Without the pictures, output the records below word for word.
BEGIN THE INPUT
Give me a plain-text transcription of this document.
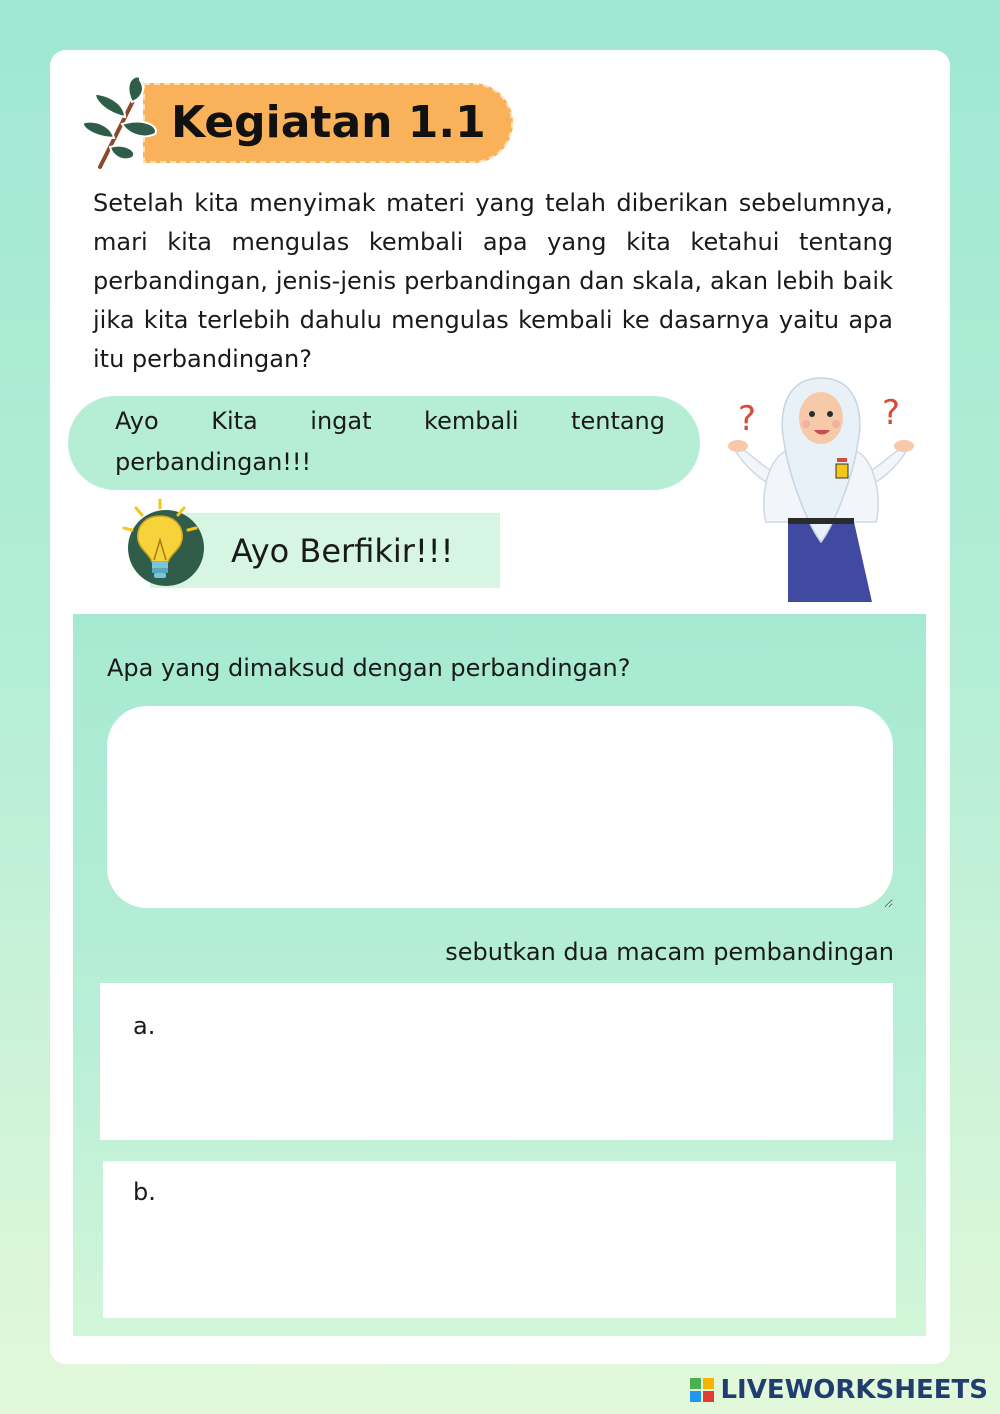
Kegiatan 1.1
Setelah kita menyimak materi yang telah diberikan sebelumnya, mari kita mengulas kembali apa yang kita ketahui tentang perbandingan, jenis-jenis perbandingan dan skala, akan lebih baik jika kita terlebih dahulu mengulas kembali ke dasarnya yaitu apa itu perbandingan?
Ayo Kita ingat kembali tentang perbandingan!!!
Ayo Berfikir!!!
?	?
Apa yang dimaksud dengan perbandingan?
sebutkan dua macam pembandingan
a.
b.
LIVEWORKSHEETS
END THE INPUT
=== FINAL RESULT ===
Give me a plain-text transcription of this document.
Kegiatan 1.1
Setelah kita menyimak materi yang telah diberikan sebelumnya, mari kita mengulas kembali apa yang kita ketahui tentang perbandingan, jenis-jenis perbandingan dan skala, akan lebih baik jika kita terlebih dahulu mengulas kembali ke dasarnya yaitu apa itu perbandingan?
Ayo Kita ingat kembali tentang perbandingan!!!
Ayo Berfikir!!!
?	?
Apa yang dimaksud dengan perbandingan?
sebutkan dua macam pembandingan
a.
b.
LIVEWORKSHEETS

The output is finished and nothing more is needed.